[Given request] Repeat each record exactly as written, and drop any images.

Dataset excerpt

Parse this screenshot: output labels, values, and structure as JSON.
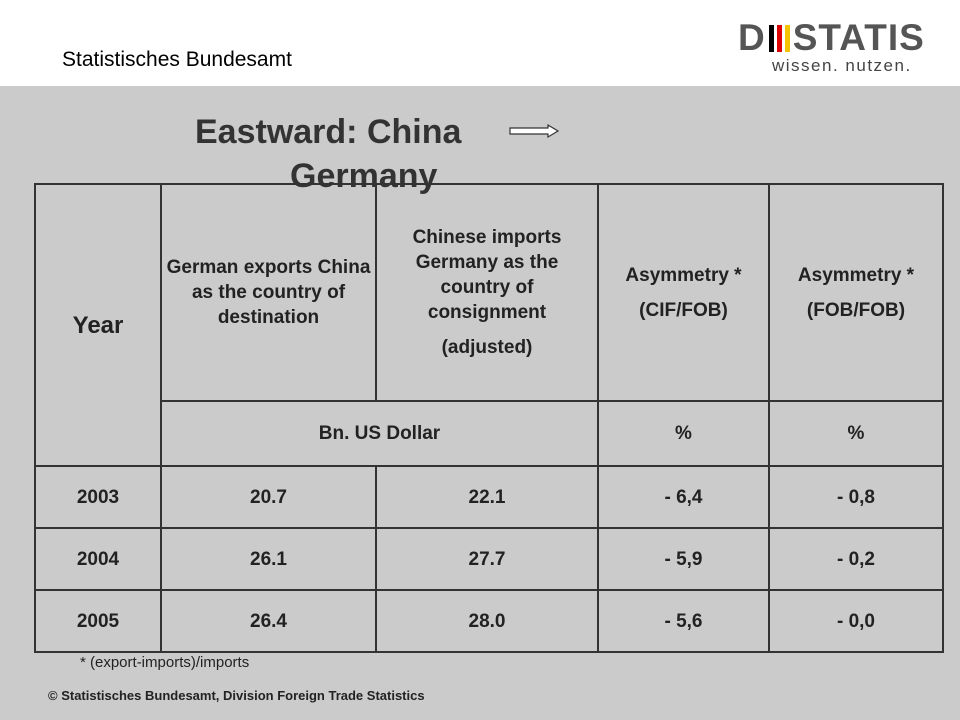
{
  "header": {
    "org": "Statistisches Bundesamt",
    "logo": {
      "left": "D",
      "right": "STATIS",
      "tagline": "wissen. nutzen."
    }
  },
  "title": {
    "line1": "Eastward: China",
    "line2": "Germany"
  },
  "table": {
    "columns": [
      [
        "Year"
      ],
      [
        "German exports China as the country of destination"
      ],
      [
        "Chinese imports Germany as the country of consignment",
        "(adjusted)"
      ],
      [
        "Asymmetry *",
        "(CIF/FOB)"
      ],
      [
        "Asymmetry *",
        "(FOB/FOB)"
      ]
    ],
    "units": [
      "Bn. US Dollar",
      "%",
      "%"
    ],
    "rows": [
      [
        "2003",
        "20.7",
        "22.1",
        "- 6,4",
        "- 0,8"
      ],
      [
        "2004",
        "26.1",
        "27.7",
        "- 5,9",
        "- 0,2"
      ],
      [
        "2005",
        "26.4",
        "28.0",
        "- 5,6",
        "- 0,0"
      ]
    ]
  },
  "footnote": "* (export-imports)/imports",
  "footer": "© Statistisches Bundesamt, Division Foreign Trade Statistics"
}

[Result for this exercise]
Parse this screenshot: output labels, values, and structure as JSON.
{
  "header": {
    "org": "Statistisches Bundesamt",
    "logo": {
      "left": "D",
      "right": "STATIS",
      "tagline": "wissen. nutzen."
    }
  },
  "title": {
    "line1": "Eastward: China",
    "line2": "Germany"
  },
  "table": {
    "columns": [
      [
        "Year"
      ],
      [
        "German exports China as the country of destination"
      ],
      [
        "Chinese imports Germany as the country of consignment",
        "(adjusted)"
      ],
      [
        "Asymmetry *",
        "(CIF/FOB)"
      ],
      [
        "Asymmetry *",
        "(FOB/FOB)"
      ]
    ],
    "units": [
      "Bn. US Dollar",
      "%",
      "%"
    ],
    "rows": [
      [
        "2003",
        "20.7",
        "22.1",
        "- 6,4",
        "- 0,8"
      ],
      [
        "2004",
        "26.1",
        "27.7",
        "- 5,9",
        "- 0,2"
      ],
      [
        "2005",
        "26.4",
        "28.0",
        "- 5,6",
        "- 0,0"
      ]
    ]
  },
  "footnote": "* (export-imports)/imports",
  "footer": "© Statistisches Bundesamt, Division Foreign Trade Statistics"
}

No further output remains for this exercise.